What you are asked to do.
Read the lines that follow and pick out every one containing the word "name".
Start of Data to process
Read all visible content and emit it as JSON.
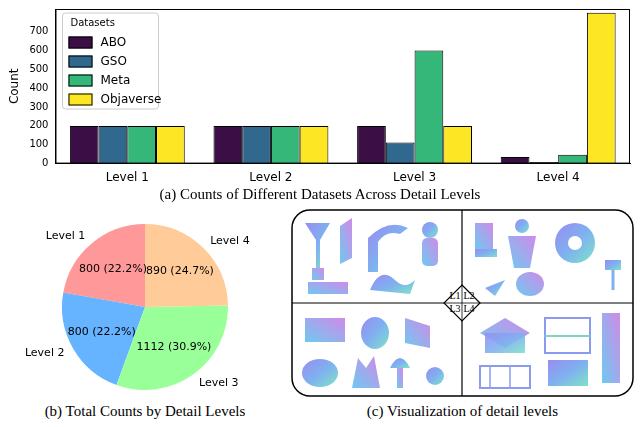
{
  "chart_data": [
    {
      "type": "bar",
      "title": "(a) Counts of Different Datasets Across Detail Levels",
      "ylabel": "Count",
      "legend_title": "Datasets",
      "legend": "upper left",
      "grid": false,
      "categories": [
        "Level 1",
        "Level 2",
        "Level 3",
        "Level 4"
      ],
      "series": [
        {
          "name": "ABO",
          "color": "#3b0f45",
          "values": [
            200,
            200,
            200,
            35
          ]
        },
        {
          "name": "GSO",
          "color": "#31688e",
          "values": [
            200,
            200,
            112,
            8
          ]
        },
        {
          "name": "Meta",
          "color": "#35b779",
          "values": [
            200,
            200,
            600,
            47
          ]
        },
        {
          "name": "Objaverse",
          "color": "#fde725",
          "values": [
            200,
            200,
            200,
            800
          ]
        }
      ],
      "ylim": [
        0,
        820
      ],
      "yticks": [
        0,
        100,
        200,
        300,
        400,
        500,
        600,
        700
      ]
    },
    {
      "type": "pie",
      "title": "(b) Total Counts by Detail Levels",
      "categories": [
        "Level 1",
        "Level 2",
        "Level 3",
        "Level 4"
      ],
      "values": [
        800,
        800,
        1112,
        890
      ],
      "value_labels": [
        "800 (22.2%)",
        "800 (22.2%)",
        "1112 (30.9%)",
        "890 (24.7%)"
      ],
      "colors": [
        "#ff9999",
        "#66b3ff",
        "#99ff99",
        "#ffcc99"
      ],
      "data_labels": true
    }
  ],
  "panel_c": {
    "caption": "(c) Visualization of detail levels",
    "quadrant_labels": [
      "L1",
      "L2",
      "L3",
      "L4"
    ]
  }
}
End of Data to process
Start of Data to process
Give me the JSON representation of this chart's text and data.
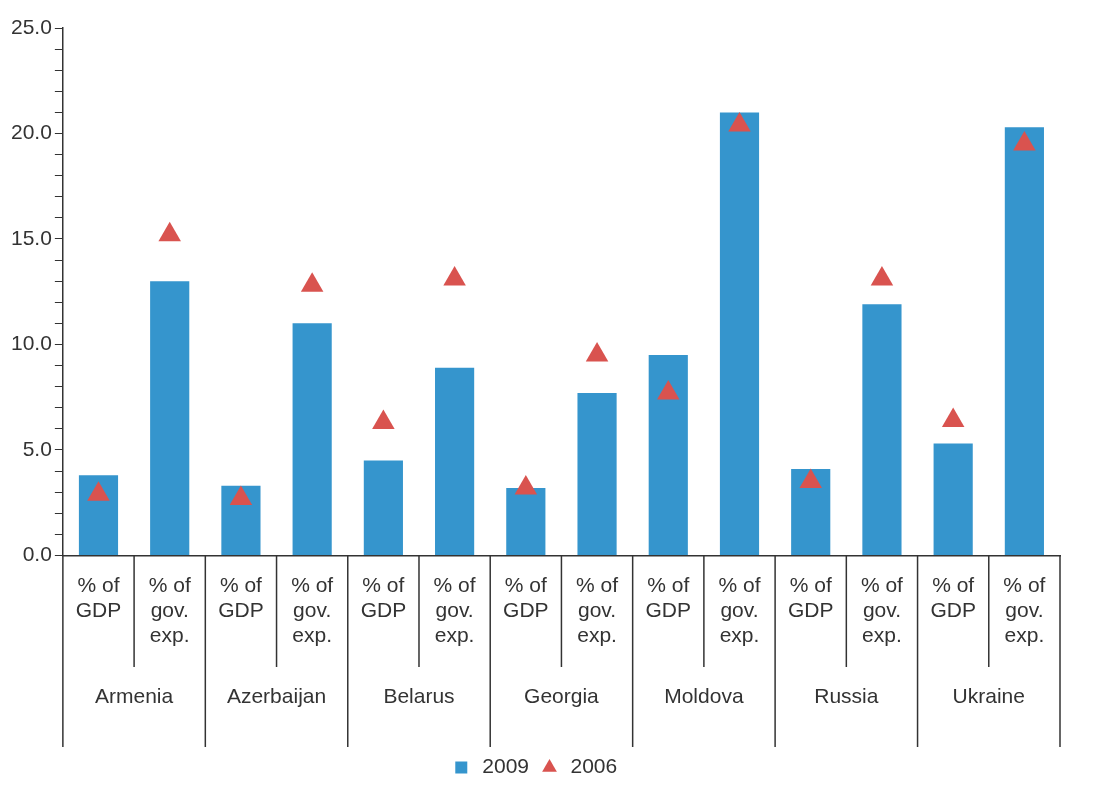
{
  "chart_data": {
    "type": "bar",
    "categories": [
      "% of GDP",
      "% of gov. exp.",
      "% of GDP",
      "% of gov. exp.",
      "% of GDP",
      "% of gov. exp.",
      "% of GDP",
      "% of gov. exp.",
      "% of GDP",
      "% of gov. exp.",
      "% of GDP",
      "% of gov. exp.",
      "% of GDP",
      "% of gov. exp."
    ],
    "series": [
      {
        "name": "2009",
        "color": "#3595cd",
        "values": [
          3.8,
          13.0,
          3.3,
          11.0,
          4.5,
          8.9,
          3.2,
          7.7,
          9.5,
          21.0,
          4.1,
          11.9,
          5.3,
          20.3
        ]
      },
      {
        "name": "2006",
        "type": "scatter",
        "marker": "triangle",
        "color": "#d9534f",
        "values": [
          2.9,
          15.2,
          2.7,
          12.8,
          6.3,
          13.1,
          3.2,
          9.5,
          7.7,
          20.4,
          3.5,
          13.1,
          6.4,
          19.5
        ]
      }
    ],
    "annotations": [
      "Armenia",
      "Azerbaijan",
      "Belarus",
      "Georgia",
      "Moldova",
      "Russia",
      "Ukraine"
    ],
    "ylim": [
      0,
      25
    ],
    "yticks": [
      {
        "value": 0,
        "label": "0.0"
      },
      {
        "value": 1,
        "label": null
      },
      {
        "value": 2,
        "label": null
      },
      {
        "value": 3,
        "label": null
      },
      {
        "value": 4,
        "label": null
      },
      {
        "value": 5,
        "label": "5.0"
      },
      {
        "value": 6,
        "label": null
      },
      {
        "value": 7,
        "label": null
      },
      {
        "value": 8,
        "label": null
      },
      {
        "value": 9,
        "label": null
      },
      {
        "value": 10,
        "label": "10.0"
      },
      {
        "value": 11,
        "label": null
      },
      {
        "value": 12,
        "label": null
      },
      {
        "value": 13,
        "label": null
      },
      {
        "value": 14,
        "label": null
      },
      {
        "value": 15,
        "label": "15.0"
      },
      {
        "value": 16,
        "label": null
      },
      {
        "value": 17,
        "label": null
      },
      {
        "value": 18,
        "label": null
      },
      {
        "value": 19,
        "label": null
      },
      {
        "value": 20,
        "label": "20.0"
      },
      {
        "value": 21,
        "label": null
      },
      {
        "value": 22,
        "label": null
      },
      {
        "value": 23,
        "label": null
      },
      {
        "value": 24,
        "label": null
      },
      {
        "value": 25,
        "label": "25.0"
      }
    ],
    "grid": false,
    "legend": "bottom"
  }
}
End of Data to process
Response.
          "name": "ABO",
          "name": "GSO",
          "name": "Meta",
          "name": "Objaverse",
        "name": "2009",
        "name": "2006",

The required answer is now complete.